*Task*: Write out the entries below once more, exactly, with the pictures left out.

*Records to use*:
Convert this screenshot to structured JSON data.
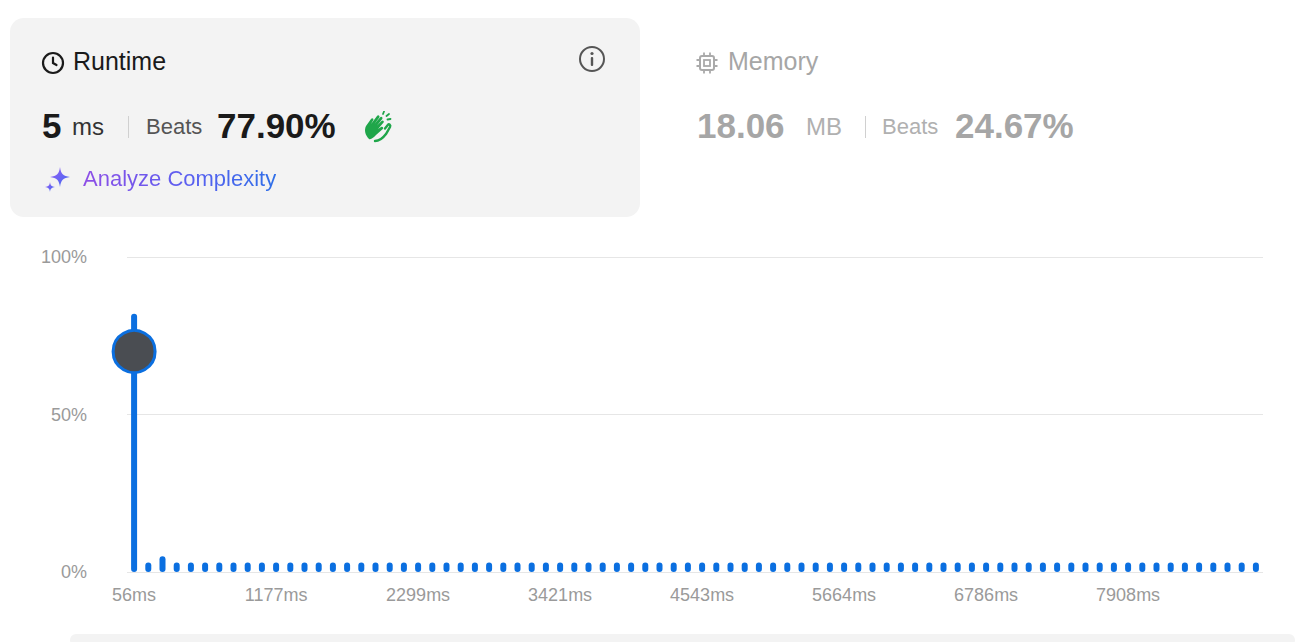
{
  "header": {
    "runtime": {
      "label": "Runtime",
      "value": "5",
      "unit": "ms",
      "beats_label": "Beats",
      "beats": "77.90%",
      "link": "Analyze Complexity"
    },
    "memory": {
      "label": "Memory",
      "value": "18.06",
      "unit": "MB",
      "beats_label": "Beats",
      "beats": "24.67%"
    }
  },
  "chart_data": {
    "type": "bar",
    "categories": [
      "56ms",
      null,
      null,
      null,
      null,
      null,
      null,
      null,
      null,
      null,
      "1177ms",
      null,
      null,
      null,
      null,
      null,
      null,
      null,
      null,
      null,
      "2299ms",
      null,
      null,
      null,
      null,
      null,
      null,
      null,
      null,
      null,
      "3421ms",
      null,
      null,
      null,
      null,
      null,
      null,
      null,
      null,
      null,
      "4543ms",
      null,
      null,
      null,
      null,
      null,
      null,
      null,
      null,
      null,
      "5664ms",
      null,
      null,
      null,
      null,
      null,
      null,
      null,
      null,
      null,
      "6786ms",
      null,
      null,
      null,
      null,
      null,
      null,
      null,
      null,
      null,
      "7908ms",
      null,
      null,
      null,
      null,
      null,
      null,
      null,
      null,
      null
    ],
    "values": [
      82,
      3,
      5,
      3,
      3,
      3,
      3,
      3,
      3,
      3,
      3,
      3,
      3,
      3,
      3,
      3,
      3,
      3,
      3,
      3,
      3,
      3,
      3,
      3,
      3,
      3,
      3,
      3,
      3,
      3,
      3,
      3,
      3,
      3,
      3,
      3,
      3,
      3,
      3,
      3,
      3,
      3,
      3,
      3,
      3,
      3,
      3,
      3,
      3,
      3,
      3,
      3,
      3,
      3,
      3,
      3,
      3,
      3,
      3,
      3,
      3,
      3,
      3,
      3,
      3,
      3,
      3,
      3,
      3,
      3,
      3,
      3,
      3,
      3,
      3,
      3,
      3,
      3,
      3,
      3
    ],
    "color": "#0b6fe0",
    "ylim": [
      0,
      100
    ],
    "yticks": [
      {
        "value": 0,
        "label": "0%"
      },
      {
        "value": 50,
        "label": "50%"
      },
      {
        "value": 100,
        "label": "100%"
      }
    ],
    "grid": true,
    "highlight": {
      "index": 0,
      "value": 70
    }
  }
}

*Response to the task*:
Convert this screenshot to structured JSON data.
{
  "header": {
    "runtime": {
      "label": "Runtime",
      "value": "5",
      "unit": "ms",
      "beats_label": "Beats",
      "beats": "77.90%",
      "link": "Analyze Complexity"
    },
    "memory": {
      "label": "Memory",
      "value": "18.06",
      "unit": "MB",
      "beats_label": "Beats",
      "beats": "24.67%"
    }
  },
  "chart_data": {
    "type": "bar",
    "categories": [
      "56ms",
      null,
      null,
      null,
      null,
      null,
      null,
      null,
      null,
      null,
      "1177ms",
      null,
      null,
      null,
      null,
      null,
      null,
      null,
      null,
      null,
      "2299ms",
      null,
      null,
      null,
      null,
      null,
      null,
      null,
      null,
      null,
      "3421ms",
      null,
      null,
      null,
      null,
      null,
      null,
      null,
      null,
      null,
      "4543ms",
      null,
      null,
      null,
      null,
      null,
      null,
      null,
      null,
      null,
      "5664ms",
      null,
      null,
      null,
      null,
      null,
      null,
      null,
      null,
      null,
      "6786ms",
      null,
      null,
      null,
      null,
      null,
      null,
      null,
      null,
      null,
      "7908ms",
      null,
      null,
      null,
      null,
      null,
      null,
      null,
      null,
      null
    ],
    "values": [
      82,
      3,
      5,
      3,
      3,
      3,
      3,
      3,
      3,
      3,
      3,
      3,
      3,
      3,
      3,
      3,
      3,
      3,
      3,
      3,
      3,
      3,
      3,
      3,
      3,
      3,
      3,
      3,
      3,
      3,
      3,
      3,
      3,
      3,
      3,
      3,
      3,
      3,
      3,
      3,
      3,
      3,
      3,
      3,
      3,
      3,
      3,
      3,
      3,
      3,
      3,
      3,
      3,
      3,
      3,
      3,
      3,
      3,
      3,
      3,
      3,
      3,
      3,
      3,
      3,
      3,
      3,
      3,
      3,
      3,
      3,
      3,
      3,
      3,
      3,
      3,
      3,
      3,
      3,
      3
    ],
    "color": "#0b6fe0",
    "ylim": [
      0,
      100
    ],
    "yticks": [
      {
        "value": 0,
        "label": "0%"
      },
      {
        "value": 50,
        "label": "50%"
      },
      {
        "value": 100,
        "label": "100%"
      }
    ],
    "grid": true,
    "highlight": {
      "index": 0,
      "value": 70
    }
  }
}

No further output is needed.